---------- EXTRACTED INFORMATION ----------

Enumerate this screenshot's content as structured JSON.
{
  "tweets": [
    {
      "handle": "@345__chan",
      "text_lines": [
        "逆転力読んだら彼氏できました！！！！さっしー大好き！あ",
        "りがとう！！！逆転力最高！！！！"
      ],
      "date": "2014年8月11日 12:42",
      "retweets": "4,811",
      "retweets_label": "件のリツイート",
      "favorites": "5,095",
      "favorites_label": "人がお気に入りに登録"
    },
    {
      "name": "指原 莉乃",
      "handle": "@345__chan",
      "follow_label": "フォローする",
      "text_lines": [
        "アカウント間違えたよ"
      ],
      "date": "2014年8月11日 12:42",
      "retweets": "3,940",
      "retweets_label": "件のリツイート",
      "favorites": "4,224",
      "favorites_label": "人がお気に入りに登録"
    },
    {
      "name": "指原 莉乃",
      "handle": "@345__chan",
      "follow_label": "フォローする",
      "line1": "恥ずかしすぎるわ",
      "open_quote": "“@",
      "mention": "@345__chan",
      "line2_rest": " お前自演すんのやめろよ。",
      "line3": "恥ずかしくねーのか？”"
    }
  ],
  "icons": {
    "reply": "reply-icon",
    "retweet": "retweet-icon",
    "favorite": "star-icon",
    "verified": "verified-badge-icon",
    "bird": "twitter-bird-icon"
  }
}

----------

:: OBJECTIVE ::
Copy out the full set of records precisely, leaving nothing out.

:: REPLY ::
Enumerate this screenshot's content as structured JSON.
{
  "tweets": [
    {
      "handle": "@345__chan",
      "text_lines": [
        "逆転力読んだら彼氏できました！！！！さっしー大好き！あ",
        "りがとう！！！逆転力最高！！！！"
      ],
      "date": "2014年8月11日 12:42",
      "retweets": "4,811",
      "retweets_label": "件のリツイート",
      "favorites": "5,095",
      "favorites_label": "人がお気に入りに登録"
    },
    {
      "name": "指原 莉乃",
      "handle": "@345__chan",
      "follow_label": "フォローする",
      "text_lines": [
        "アカウント間違えたよ"
      ],
      "date": "2014年8月11日 12:42",
      "retweets": "3,940",
      "retweets_label": "件のリツイート",
      "favorites": "4,224",
      "favorites_label": "人がお気に入りに登録"
    },
    {
      "name": "指原 莉乃",
      "handle": "@345__chan",
      "follow_label": "フォローする",
      "line1": "恥ずかしすぎるわ",
      "open_quote": "“@",
      "mention": "@345__chan",
      "line2_rest": " お前自演すんのやめろよ。",
      "line3": "恥ずかしくねーのか？”"
    }
  ],
  "icons": {
    "reply": "reply-icon",
    "retweet": "retweet-icon",
    "favorite": "star-icon",
    "verified": "verified-badge-icon",
    "bird": "twitter-bird-icon"
  }
}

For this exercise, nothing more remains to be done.